_EXERCISE:_ Print the range of lines that opens with the line containing "Transcribe this image's" and closes with the last line of the listing. Include both ends; print nothing more.

************

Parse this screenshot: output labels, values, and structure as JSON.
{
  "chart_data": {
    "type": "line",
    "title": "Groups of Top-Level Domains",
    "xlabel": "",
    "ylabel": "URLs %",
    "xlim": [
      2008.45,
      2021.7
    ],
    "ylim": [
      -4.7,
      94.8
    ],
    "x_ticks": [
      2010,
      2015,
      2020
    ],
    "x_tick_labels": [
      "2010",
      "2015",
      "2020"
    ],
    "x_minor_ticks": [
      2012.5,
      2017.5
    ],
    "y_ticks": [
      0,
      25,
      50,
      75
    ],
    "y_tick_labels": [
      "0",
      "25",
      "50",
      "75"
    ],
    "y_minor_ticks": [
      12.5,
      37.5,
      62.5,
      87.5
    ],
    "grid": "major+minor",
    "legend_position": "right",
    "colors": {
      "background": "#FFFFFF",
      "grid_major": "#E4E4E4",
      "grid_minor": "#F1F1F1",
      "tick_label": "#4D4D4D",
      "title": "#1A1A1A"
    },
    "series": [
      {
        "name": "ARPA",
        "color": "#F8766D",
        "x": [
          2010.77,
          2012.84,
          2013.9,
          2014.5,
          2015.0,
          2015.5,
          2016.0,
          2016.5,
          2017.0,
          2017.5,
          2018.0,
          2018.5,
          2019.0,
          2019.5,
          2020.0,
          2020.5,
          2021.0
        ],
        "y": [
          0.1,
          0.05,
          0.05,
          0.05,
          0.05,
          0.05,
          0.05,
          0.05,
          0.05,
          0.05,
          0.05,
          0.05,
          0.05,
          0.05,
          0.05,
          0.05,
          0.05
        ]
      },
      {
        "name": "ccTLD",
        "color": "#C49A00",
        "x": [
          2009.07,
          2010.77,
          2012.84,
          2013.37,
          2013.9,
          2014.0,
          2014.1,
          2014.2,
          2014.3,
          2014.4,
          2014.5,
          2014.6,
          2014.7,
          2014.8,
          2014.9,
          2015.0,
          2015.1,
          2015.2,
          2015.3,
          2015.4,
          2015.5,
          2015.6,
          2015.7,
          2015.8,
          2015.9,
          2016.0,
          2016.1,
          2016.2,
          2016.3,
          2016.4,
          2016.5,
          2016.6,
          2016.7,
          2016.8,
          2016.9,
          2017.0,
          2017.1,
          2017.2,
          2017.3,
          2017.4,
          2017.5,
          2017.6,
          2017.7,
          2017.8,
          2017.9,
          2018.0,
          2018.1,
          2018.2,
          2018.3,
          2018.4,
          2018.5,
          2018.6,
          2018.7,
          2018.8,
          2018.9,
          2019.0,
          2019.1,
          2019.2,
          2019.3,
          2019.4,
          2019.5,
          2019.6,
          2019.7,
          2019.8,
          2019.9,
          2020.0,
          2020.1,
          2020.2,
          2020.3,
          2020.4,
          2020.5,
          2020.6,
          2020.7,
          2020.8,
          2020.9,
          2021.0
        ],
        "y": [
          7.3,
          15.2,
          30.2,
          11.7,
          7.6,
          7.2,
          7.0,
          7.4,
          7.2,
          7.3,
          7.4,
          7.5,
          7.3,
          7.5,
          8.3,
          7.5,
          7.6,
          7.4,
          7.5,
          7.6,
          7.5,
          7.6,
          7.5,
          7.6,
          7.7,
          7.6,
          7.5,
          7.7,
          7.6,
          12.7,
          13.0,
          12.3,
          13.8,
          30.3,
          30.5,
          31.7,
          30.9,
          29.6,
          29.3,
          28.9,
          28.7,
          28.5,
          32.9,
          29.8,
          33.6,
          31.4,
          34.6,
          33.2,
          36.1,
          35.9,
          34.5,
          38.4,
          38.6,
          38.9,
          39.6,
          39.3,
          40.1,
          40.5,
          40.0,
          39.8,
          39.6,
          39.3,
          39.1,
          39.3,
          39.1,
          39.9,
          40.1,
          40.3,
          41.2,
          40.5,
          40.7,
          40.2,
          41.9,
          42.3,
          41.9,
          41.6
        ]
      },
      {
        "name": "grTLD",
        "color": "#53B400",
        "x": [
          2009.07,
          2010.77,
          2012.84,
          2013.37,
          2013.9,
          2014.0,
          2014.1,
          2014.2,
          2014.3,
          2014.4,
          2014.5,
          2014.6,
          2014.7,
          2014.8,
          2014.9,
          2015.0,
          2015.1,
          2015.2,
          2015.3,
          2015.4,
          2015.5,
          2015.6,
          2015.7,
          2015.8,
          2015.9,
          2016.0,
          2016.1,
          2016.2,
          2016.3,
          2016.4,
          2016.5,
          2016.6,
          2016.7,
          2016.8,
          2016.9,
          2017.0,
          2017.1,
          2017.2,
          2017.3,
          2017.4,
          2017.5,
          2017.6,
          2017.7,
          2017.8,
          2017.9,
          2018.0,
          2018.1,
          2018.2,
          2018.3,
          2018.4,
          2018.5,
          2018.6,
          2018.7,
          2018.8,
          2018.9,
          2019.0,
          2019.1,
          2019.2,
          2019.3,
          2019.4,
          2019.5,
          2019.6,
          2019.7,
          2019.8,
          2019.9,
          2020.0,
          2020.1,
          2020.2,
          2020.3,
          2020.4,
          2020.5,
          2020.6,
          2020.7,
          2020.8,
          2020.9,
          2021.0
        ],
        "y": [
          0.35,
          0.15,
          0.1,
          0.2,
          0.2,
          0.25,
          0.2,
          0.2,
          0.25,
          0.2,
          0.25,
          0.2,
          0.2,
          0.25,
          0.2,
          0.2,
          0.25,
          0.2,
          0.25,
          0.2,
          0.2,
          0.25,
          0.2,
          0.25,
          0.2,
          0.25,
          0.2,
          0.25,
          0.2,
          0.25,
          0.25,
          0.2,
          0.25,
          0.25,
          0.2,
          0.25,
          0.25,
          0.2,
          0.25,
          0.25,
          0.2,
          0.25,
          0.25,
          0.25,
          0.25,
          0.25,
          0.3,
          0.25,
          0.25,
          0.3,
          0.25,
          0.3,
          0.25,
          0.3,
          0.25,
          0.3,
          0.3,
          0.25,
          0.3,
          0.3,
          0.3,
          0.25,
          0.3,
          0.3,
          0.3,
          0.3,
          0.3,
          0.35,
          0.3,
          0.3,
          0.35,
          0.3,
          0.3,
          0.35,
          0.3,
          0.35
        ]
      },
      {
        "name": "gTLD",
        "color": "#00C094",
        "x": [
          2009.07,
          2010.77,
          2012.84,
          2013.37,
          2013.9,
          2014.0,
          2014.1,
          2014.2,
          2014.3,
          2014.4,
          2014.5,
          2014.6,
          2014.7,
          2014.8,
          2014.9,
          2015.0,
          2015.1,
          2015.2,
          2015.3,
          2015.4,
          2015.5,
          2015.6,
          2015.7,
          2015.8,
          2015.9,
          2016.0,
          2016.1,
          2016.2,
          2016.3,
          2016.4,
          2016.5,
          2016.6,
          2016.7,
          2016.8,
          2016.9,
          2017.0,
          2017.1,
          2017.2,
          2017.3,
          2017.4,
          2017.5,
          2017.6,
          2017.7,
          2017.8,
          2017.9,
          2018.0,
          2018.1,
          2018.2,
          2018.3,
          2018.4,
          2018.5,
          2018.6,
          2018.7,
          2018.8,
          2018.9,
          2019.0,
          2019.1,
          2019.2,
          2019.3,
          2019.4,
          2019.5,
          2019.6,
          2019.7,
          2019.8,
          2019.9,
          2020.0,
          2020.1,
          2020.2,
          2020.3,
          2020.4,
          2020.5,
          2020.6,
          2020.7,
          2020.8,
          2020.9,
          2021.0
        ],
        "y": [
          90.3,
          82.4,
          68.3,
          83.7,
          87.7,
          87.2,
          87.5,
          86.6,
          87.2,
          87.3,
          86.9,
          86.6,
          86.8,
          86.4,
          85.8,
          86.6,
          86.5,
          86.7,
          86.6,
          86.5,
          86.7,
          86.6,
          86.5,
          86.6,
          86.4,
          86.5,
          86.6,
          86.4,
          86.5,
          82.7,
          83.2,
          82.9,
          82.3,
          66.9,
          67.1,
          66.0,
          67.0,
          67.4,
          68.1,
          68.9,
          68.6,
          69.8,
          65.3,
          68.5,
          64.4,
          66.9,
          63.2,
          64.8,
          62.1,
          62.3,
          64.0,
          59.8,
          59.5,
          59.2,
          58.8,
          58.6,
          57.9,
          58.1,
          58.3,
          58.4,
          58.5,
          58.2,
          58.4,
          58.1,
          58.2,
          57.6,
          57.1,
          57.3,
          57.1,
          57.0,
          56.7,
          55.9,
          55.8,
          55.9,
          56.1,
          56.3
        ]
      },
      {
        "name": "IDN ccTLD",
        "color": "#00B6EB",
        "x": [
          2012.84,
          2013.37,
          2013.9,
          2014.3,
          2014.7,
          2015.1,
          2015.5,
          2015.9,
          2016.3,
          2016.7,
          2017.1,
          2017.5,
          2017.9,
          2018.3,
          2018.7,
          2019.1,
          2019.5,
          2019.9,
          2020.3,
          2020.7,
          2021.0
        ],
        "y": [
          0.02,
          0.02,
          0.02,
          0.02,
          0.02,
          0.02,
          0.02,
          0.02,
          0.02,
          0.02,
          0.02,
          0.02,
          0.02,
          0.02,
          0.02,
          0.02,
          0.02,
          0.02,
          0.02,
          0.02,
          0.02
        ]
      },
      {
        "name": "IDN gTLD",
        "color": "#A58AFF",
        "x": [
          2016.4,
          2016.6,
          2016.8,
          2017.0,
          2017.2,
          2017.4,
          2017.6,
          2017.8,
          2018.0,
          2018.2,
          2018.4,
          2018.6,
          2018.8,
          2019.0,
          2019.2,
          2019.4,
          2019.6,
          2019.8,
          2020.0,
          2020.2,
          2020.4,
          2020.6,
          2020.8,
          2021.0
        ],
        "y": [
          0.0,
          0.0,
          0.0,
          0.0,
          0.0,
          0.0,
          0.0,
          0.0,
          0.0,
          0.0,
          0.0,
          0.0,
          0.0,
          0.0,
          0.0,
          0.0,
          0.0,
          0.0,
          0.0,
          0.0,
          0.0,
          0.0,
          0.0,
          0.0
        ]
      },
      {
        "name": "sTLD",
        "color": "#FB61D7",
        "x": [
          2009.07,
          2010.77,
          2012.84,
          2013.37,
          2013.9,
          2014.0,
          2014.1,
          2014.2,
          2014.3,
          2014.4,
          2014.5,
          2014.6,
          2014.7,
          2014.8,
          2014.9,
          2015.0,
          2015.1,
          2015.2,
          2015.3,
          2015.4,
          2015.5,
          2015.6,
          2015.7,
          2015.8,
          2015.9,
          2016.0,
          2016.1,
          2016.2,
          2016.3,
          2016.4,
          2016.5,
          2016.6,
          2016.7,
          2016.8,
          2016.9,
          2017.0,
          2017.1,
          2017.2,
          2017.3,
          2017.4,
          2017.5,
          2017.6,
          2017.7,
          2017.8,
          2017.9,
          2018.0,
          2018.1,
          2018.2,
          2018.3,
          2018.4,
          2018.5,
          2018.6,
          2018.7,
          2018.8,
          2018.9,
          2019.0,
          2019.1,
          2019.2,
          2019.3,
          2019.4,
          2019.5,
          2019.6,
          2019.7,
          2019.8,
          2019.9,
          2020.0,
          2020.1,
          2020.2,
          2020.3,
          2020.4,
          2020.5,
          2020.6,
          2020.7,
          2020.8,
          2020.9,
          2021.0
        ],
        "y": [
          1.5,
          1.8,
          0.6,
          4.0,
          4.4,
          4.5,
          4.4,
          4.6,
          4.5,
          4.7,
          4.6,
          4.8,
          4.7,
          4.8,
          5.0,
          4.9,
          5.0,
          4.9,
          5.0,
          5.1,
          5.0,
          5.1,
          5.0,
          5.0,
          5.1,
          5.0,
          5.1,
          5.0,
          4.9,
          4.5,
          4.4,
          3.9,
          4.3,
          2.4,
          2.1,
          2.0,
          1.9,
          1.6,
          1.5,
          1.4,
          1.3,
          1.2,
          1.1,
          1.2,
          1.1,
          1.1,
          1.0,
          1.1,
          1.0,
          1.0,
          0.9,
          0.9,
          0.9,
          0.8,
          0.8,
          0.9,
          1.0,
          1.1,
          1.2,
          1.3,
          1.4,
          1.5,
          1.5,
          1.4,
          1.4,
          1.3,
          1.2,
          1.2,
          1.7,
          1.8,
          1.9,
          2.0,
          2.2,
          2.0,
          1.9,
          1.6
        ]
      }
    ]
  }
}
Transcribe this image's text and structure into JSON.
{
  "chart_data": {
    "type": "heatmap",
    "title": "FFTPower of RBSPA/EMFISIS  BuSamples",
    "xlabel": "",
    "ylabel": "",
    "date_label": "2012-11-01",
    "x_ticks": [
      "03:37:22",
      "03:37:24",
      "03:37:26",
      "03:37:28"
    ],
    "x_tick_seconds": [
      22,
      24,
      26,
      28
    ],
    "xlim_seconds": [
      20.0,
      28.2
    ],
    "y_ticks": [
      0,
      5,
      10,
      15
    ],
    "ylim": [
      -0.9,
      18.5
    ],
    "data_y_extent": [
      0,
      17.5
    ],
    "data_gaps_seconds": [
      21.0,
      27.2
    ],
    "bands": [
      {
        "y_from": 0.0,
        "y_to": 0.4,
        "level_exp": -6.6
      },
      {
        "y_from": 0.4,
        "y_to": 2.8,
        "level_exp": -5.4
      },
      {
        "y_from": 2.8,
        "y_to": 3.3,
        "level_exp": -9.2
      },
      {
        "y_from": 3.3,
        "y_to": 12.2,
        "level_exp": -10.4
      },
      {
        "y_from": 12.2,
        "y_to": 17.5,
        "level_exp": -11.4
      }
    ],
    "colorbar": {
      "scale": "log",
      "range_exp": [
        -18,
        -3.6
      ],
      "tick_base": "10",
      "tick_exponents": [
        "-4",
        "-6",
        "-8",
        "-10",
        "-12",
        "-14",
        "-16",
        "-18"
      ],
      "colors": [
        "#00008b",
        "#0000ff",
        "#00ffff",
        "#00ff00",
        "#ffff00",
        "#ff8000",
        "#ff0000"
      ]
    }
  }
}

************

_REPLY TO THE TASK:_
Transcribe this image's text and structure into JSON.
{
  "chart_data": {
    "type": "heatmap",
    "title": "FFTPower of RBSPA/EMFISIS  BuSamples",
    "xlabel": "",
    "ylabel": "",
    "date_label": "2012-11-01",
    "x_ticks": [
      "03:37:22",
      "03:37:24",
      "03:37:26",
      "03:37:28"
    ],
    "x_tick_seconds": [
      22,
      24,
      26,
      28
    ],
    "xlim_seconds": [
      20.0,
      28.2
    ],
    "y_ticks": [
      0,
      5,
      10,
      15
    ],
    "ylim": [
      -0.9,
      18.5
    ],
    "data_y_extent": [
      0,
      17.5
    ],
    "data_gaps_seconds": [
      21.0,
      27.2
    ],
    "bands": [
      {
        "y_from": 0.0,
        "y_to": 0.4,
        "level_exp": -6.6
      },
      {
        "y_from": 0.4,
        "y_to": 2.8,
        "level_exp": -5.4
      },
      {
        "y_from": 2.8,
        "y_to": 3.3,
        "level_exp": -9.2
      },
      {
        "y_from": 3.3,
        "y_to": 12.2,
        "level_exp": -10.4
      },
      {
        "y_from": 12.2,
        "y_to": 17.5,
        "level_exp": -11.4
      }
    ],
    "colorbar": {
      "scale": "log",
      "range_exp": [
        -18,
        -3.6
      ],
      "tick_base": "10",
      "tick_exponents": [
        "-4",
        "-6",
        "-8",
        "-10",
        "-12",
        "-14",
        "-16",
        "-18"
      ],
      "colors": [
        "#00008b",
        "#0000ff",
        "#00ffff",
        "#00ff00",
        "#ffff00",
        "#ff8000",
        "#ff0000"
      ]
    }
  }
}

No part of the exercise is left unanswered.